**PROVIDED MATERIAL:**
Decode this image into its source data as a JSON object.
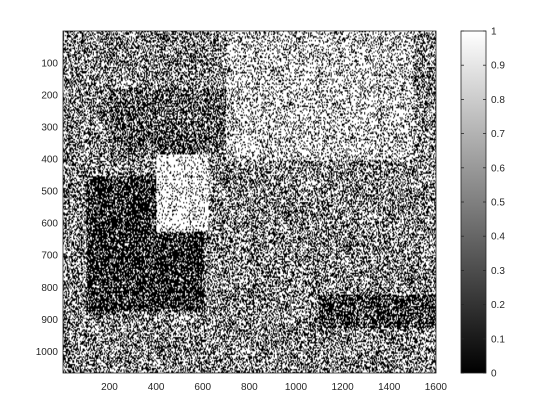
{
  "chart_data": {
    "type": "heatmap",
    "title": "",
    "xlabel": "",
    "ylabel": "",
    "colormap": "gray",
    "image_size": {
      "width": 1600,
      "height": 1067
    },
    "xlim": [
      0.5,
      1600.5
    ],
    "ylim": [
      0.5,
      1067.5
    ],
    "y_direction": "reverse",
    "x_ticks": [
      200,
      400,
      600,
      800,
      1000,
      1200,
      1400,
      1600
    ],
    "x_tick_labels": [
      "200",
      "400",
      "600",
      "800",
      "1000",
      "1200",
      "1400",
      "1600"
    ],
    "y_ticks": [
      100,
      200,
      300,
      400,
      500,
      600,
      700,
      800,
      900,
      1000
    ],
    "y_tick_labels": [
      "100",
      "200",
      "300",
      "400",
      "500",
      "600",
      "700",
      "800",
      "900",
      "1000"
    ],
    "colorbar": {
      "range": [
        0,
        1
      ],
      "ticks": [
        0,
        0.1,
        0.2,
        0.3,
        0.4,
        0.5,
        0.6,
        0.7,
        0.8,
        0.9,
        1
      ],
      "tick_labels": [
        "0",
        "0.1",
        "0.2",
        "0.3",
        "0.4",
        "0.5",
        "0.6",
        "0.7",
        "0.8",
        "0.9",
        "1"
      ],
      "position": "right"
    },
    "binary_values": [
      0,
      1
    ],
    "regions": [
      {
        "description": "dark cat shape",
        "x": [
          100,
          600
        ],
        "y": [
          450,
          870
        ],
        "mean_value": 0.2
      },
      {
        "description": "bright cat face",
        "x": [
          400,
          620
        ],
        "y": [
          380,
          620
        ],
        "mean_value": 0.8
      },
      {
        "description": "cat ears",
        "x": [
          200,
          700
        ],
        "y": [
          180,
          380
        ],
        "mean_value": 0.35
      },
      {
        "description": "dark lower band",
        "x": [
          1100,
          1600
        ],
        "y": [
          820,
          920
        ],
        "mean_value": 0.25
      },
      {
        "description": "bright upper right",
        "x": [
          700,
          1500
        ],
        "y": [
          0,
          400
        ],
        "mean_value": 0.7
      }
    ],
    "background_mean_value": 0.5
  }
}
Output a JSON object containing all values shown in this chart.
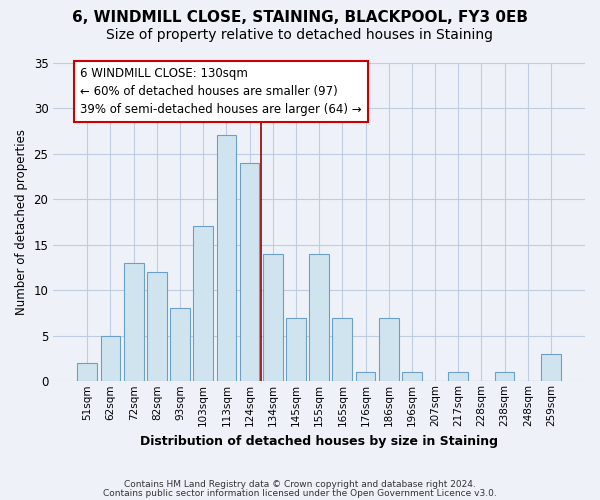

**YOUR TASK:** Copy each line above that contains the word "dark".

**TASK ANSWER:**
        "description": "dark cat shape",
        "description": "dark lower band",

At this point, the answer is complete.